- Problem details:
Exact reproduction of the data is required, with images excluded.

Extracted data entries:
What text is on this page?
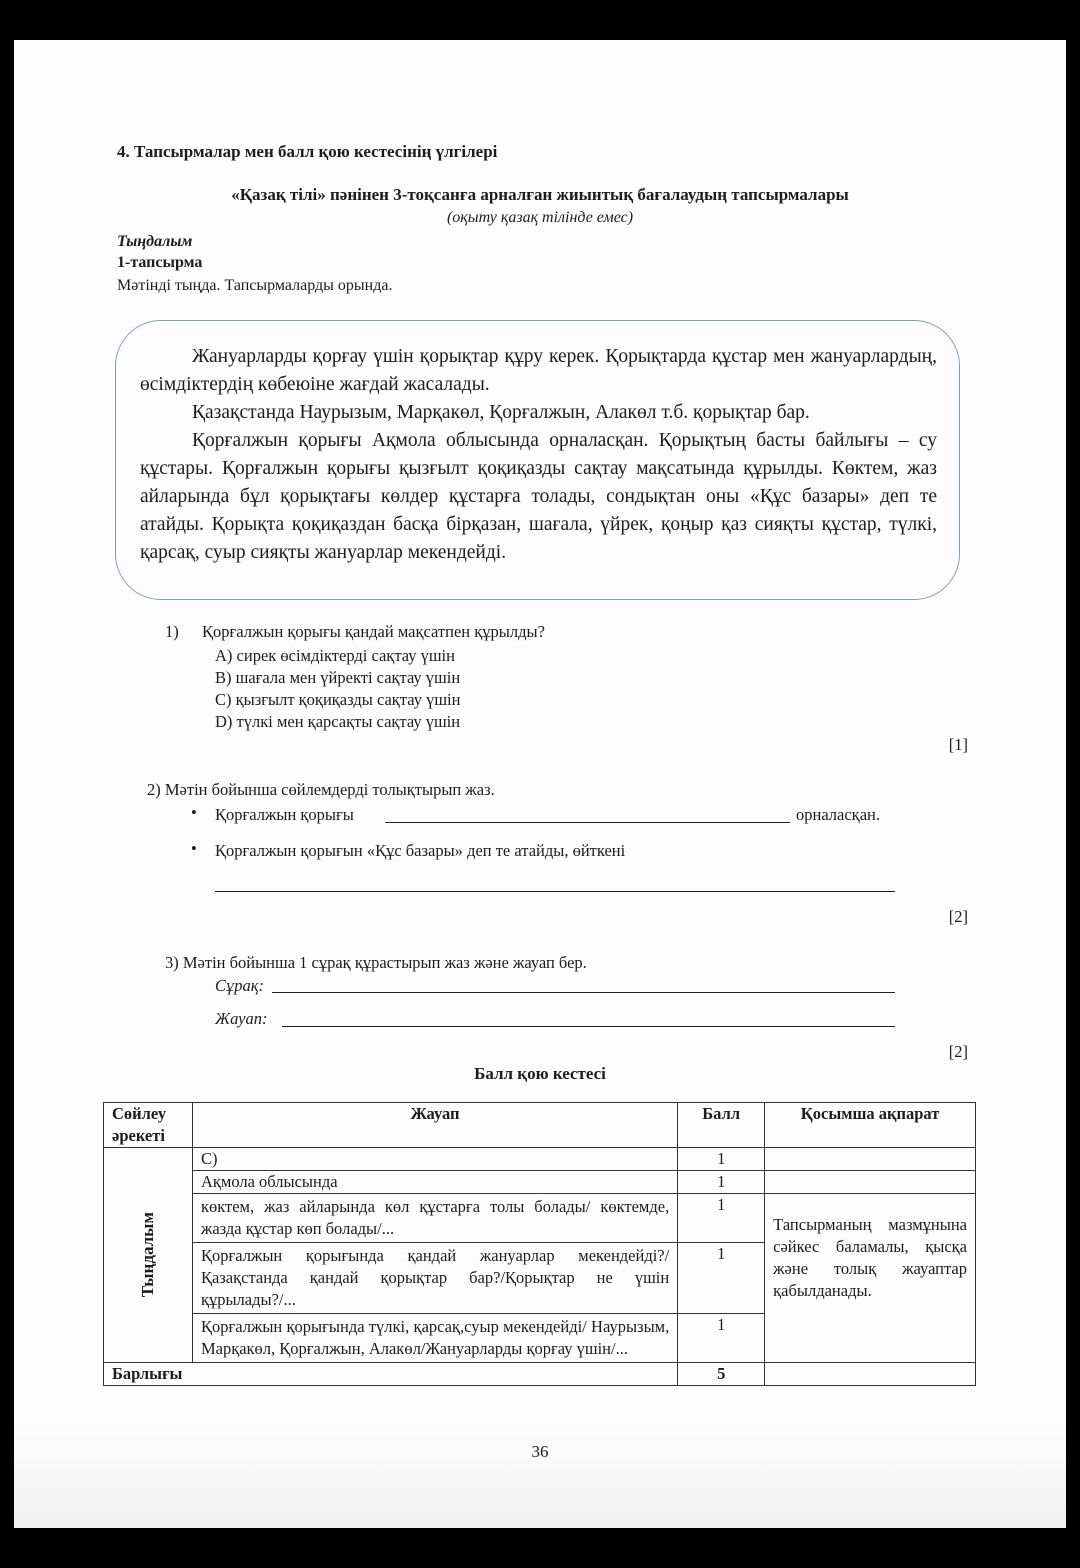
4. Тапсырмалар мен балл қою кестесінің үлгілері
«Қазақ тілі» пәнінен 3-тоқсанға арналған жиынтық бағалаудың тапсырмалары
(оқыту қазақ тілінде емес)
Тыңдалым
1-тапсырма
Мәтінді тыңда. Тапсырмаларды орында.

Жануарларды қорғау үшін қорықтар құру керек. Қорықтарда құстар мен жануарлардың, өсімдіктердің көбеюіне жағдай жасалады.

Қазақстанда Наурызым, Марқакөл, Қорғалжын, Алакөл т.б. қорықтар бар.

Қорғалжын қорығы Ақмола облысында орналасқан. Қорықтың басты байлығы – су құстары. Қорғалжын қорығы қызғылт қоқиқазды сақтау мақсатында құрылды. Көктем, жаз айларында бұл қорықтағы көлдер құстарға толады, сондықтан оны «Құс базары» деп те атайды. Қорықта қоқиқаздан басқа бірқазан, шағала, үйрек, қоңыр қаз сияқты құстар, түлкі, қарсақ, суыр сияқты жануарлар мекендейді.

1) Қорғалжын қорығы қандай мақсатпен құрылды?
A) сирек өсімдіктерді сақтау үшін
B) шағала мен үйректі сақтау үшін
C) қызғылт қоқиқазды сақтау үшін
D) түлкі мен қарсақты сақтау үшін
[1]
2) Мәтін бойынша сөйлемдерді толықтырып жаз.
• Қорғалжын қорығы	орналасқан.
• Қорғалжын қорығын «Құс базары» деп те атайды, өйткені
[2]
3) Мәтін бойынша 1 сұрақ құрастырып жаз және жауап бер.
Сұрақ:
Жауап:
[2]
Балл қою кестесі
Сөйлеу әрекеті	Жауап	Балл	Қосымша ақпарат

Тыңдалым	C)	1	
	Ақмола облысында	1	
	көктем, жаз айларында көл құстарға толы болады/ көктемде, жазда құстар көп болады/...	1	Тапсырманың мазмұнына сәйкес баламалы, қысқа және толық жауаптар қабылданады.
	Қорғалжын қорығында қандай жануарлар мекендейді?/Қазақстанда қандай қорықтар бар?/Қорықтар не үшін құрылады?/...	1	
	Қорғалжын қорығында түлкі, қарсақ,суыр мекендейді/ Наурызым, Марқакөл, Қорғалжын, Алакөл/Жануарларды қорғау үшін/...	1	
Барлығы		5	
36
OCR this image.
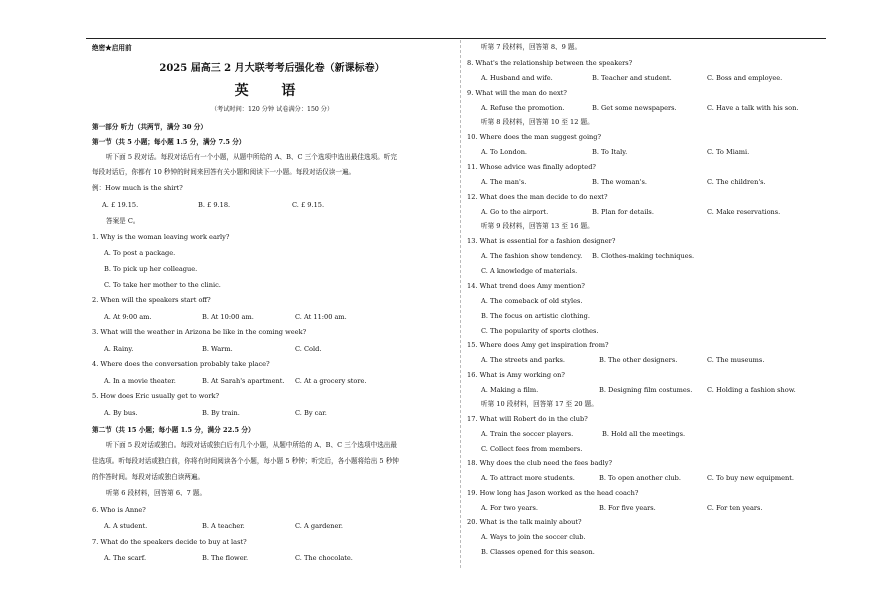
绝密★启用前
2025 届高三 2 月大联考考后强化卷（新课标卷）
英 语
（考试时间：120 分钟 试卷满分：150 分）
第一部分 听力（共两节，满分 30 分）
第一节（共 5 小题；每小题 1.5 分，满分 7.5 分）
听下面 5 段对话。每段对话后有一个小题，从题中所给的 A、B、C 三个选项中选出最佳选项。听完
每段对话后，你都有 10 秒钟的时间来回答有关小题和阅读下一小题。每段对话仅读一遍。
例：How much is the shirt?
A. £ 19.15.	B. £ 9.18.	C. £ 9.15.
答案是 C。
1. Why is the woman leaving work early?
A. To post a package.
B. To pick up her colleague.
C. To take her mother to the clinic.
2. When will the speakers start off?
A. At 9:00 am.	B. At 10:00 am.	C. At 11:00 am.
3. What will the weather in Arizona be like in the coming week?
A. Rainy.	B. Warm.	C. Cold.
4. Where does the conversation probably take place?
A. In a movie theater.	B. At Sarah's apartment. C. At a grocery store.
5. How does Eric usually get to work?
A. By bus.	B. By train.	C. By car.
第二节（共 15 小题；每小题 1.5 分，满分 22.5 分）
听下面 5 段对话或独白。每段对话或独白后有几个小题，从题中所给的 A、B、C 三个选项中选出最
佳选项。听每段对话或独白前，你将有时间阅读各个小题，每小题 5 秒钟；听完后，各小题将给出 5 秒钟
的作答时间。每段对话或独白读两遍。
听第 6 段材料，回答第 6、7 题。
6. Who is Anne?
A. A student.	B. A teacher.	C. A gardener.
7. What do the speakers decide to buy at last?
A. The scarf.	B. The flower.	C. The chocolate.
听第 7 段材料，回答第 8、9 题。
8. What's the relationship between the speakers?
A. Husband and wife.	B. Teacher and student.	C. Boss and employee.
9. What will the man do next?
A. Refuse the promotion.	B. Get some newspapers.	C. Have a talk with his son.
听第 8 段材料，回答第 10 至 12 题。
10. Where does the man suggest going?
A. To London.	B. To Italy.	C. To Miami.
11. Whose advice was finally adopted?
A. The man's.	B. The woman's.	C. The children's.
12. What does the man decide to do next?
A. Go to the airport.	B. Plan for details.	C. Make reservations.
听第 9 段材料，回答第 13 至 16 题。
13. What is essential for a fashion designer?
A. The fashion show tendency. B. Clothes-making techniques.
C. A knowledge of materials.
14. What trend does Amy mention?
A. The comeback of old styles.
B. The focus on artistic clothing.
C. The popularity of sports clothes.
15. Where does Amy get inspiration from?
A. The streets and parks.	B. The other designers.	C. The museums.
16. What is Amy working on?
A. Making a film.	B. Designing film costumes. C. Holding a fashion show.
听第 10 段材料，回答第 17 至 20 题。
17. What will Robert do in the club?
A. Train the soccer players.	B. Hold all the meetings.
C. Collect fees from members.
18. Why does the club need the fees badly?
A. To attract more students.	B. To open another club.	C. To buy new equipment.
19. How long has Jason worked as the head coach?
A. For two years.	B. For five years.	C. For ten years.
20. What is the talk mainly about?
A. Ways to join the soccer club.
B. Classes opened for this season.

- Solution to the exercise:
What text is on this page?
4. Тапсырмалар мен балл қою кестесінің үлгілері
«Қазақ тілі» пәнінен 3-тоқсанға арналған жиынтық бағалаудың тапсырмалары
(оқыту қазақ тілінде емес)
Тыңдалым
1-тапсырма
Мәтінді тыңда. Тапсырмаларды орында.

Жануарларды қорғау үшін қорықтар құру керек. Қорықтарда құстар мен жануарлардың, өсімдіктердің көбеюіне жағдай жасалады.

Қазақстанда Наурызым, Марқакөл, Қорғалжын, Алакөл т.б. қорықтар бар.

Қорғалжын қорығы Ақмола облысында орналасқан. Қорықтың басты байлығы – су құстары. Қорғалжын қорығы қызғылт қоқиқазды сақтау мақсатында құрылды. Көктем, жаз айларында бұл қорықтағы көлдер құстарға толады, сондықтан оны «Құс базары» деп те атайды. Қорықта қоқиқаздан басқа бірқазан, шағала, үйрек, қоңыр қаз сияқты құстар, түлкі, қарсақ, суыр сияқты жануарлар мекендейді.

1) Қорғалжын қорығы қандай мақсатпен құрылды?
A) сирек өсімдіктерді сақтау үшін
B) шағала мен үйректі сақтау үшін
C) қызғылт қоқиқазды сақтау үшін
D) түлкі мен қарсақты сақтау үшін
[1]
2) Мәтін бойынша сөйлемдерді толықтырып жаз.
• Қорғалжын қорығы	орналасқан.
• Қорғалжын қорығын «Құс базары» деп те атайды, өйткені
[2]
3) Мәтін бойынша 1 сұрақ құрастырып жаз және жауап бер.
Сұрақ:
Жауап:
[2]
Балл қою кестесі
Сөйлеу әрекеті	Жауап	Балл	Қосымша ақпарат

Тыңдалым	C)	1	
	Ақмола облысында	1	
	көктем, жаз айларында көл құстарға толы болады/ көктемде, жазда құстар көп болады/...	1	Тапсырманың мазмұнына сәйкес баламалы, қысқа және толық жауаптар қабылданады.
	Қорғалжын қорығында қандай жануарлар мекендейді?/Қазақстанда қандай қорықтар бар?/Қорықтар не үшін құрылады?/...	1	
	Қорғалжын қорығында түлкі, қарсақ,суыр мекендейді/ Наурызым, Марқакөл, Қорғалжын, Алакөл/Жануарларды қорғау үшін/...	1	
Барлығы		5	
36
OCR this image.
绝密★启用前
2025 届高三 2 月大联考考后强化卷（新课标卷）
英 语
（考试时间：120 分钟 试卷满分：150 分）
第一部分 听力（共两节，满分 30 分）
第一节（共 5 小题；每小题 1.5 分，满分 7.5 分）
听下面 5 段对话。每段对话后有一个小题，从题中所给的 A、B、C 三个选项中选出最佳选项。听完
每段对话后，你都有 10 秒钟的时间来回答有关小题和阅读下一小题。每段对话仅读一遍。
例：How much is the shirt?
A. £ 19.15.	B. £ 9.18.	C. £ 9.15.
答案是 C。
1. Why is the woman leaving work early?
A. To post a package.
B. To pick up her colleague.
C. To take her mother to the clinic.
2. When will the speakers start off?
A. At 9:00 am.	B. At 10:00 am.	C. At 11:00 am.
3. What will the weather in Arizona be like in the coming week?
A. Rainy.	B. Warm.	C. Cold.
4. Where does the conversation probably take place?
A. In a movie theater.	B. At Sarah's apartment. C. At a grocery store.
5. How does Eric usually get to work?
A. By bus.	B. By train.	C. By car.
第二节（共 15 小题；每小题 1.5 分，满分 22.5 分）
听下面 5 段对话或独白。每段对话或独白后有几个小题，从题中所给的 A、B、C 三个选项中选出最
佳选项。听每段对话或独白前，你将有时间阅读各个小题，每小题 5 秒钟；听完后，各小题将给出 5 秒钟
的作答时间。每段对话或独白读两遍。
听第 6 段材料，回答第 6、7 题。
6. Who is Anne?
A. A student.	B. A teacher.	C. A gardener.
7. What do the speakers decide to buy at last?
A. The scarf.	B. The flower.	C. The chocolate.
听第 7 段材料，回答第 8、9 题。
8. What's the relationship between the speakers?
A. Husband and wife.	B. Teacher and student.	C. Boss and employee.
9. What will the man do next?
A. Refuse the promotion.	B. Get some newspapers.	C. Have a talk with his son.
听第 8 段材料，回答第 10 至 12 题。
10. Where does the man suggest going?
A. To London.	B. To Italy.	C. To Miami.
11. Whose advice was finally adopted?
A. The man's.	B. The woman's.	C. The children's.
12. What does the man decide to do next?
A. Go to the airport.	B. Plan for details.	C. Make reservations.
听第 9 段材料，回答第 13 至 16 题。
13. What is essential for a fashion designer?
A. The fashion show tendency. B. Clothes-making techniques.
C. A knowledge of materials.
14. What trend does Amy mention?
A. The comeback of old styles.
B. The focus on artistic clothing.
C. The popularity of sports clothes.
15. Where does Amy get inspiration from?
A. The streets and parks.	B. The other designers.	C. The museums.
16. What is Amy working on?
A. Making a film.	B. Designing film costumes. C. Holding a fashion show.
听第 10 段材料，回答第 17 至 20 题。
17. What will Robert do in the club?
A. Train the soccer players.	B. Hold all the meetings.
C. Collect fees from members.
18. Why does the club need the fees badly?
A. To attract more students.	B. To open another club.	C. To buy new equipment.
19. How long has Jason worked as the head coach?
A. For two years.	B. For five years.	C. For ten years.
20. What is the talk mainly about?
A. Ways to join the soccer club.
B. Classes opened for this season.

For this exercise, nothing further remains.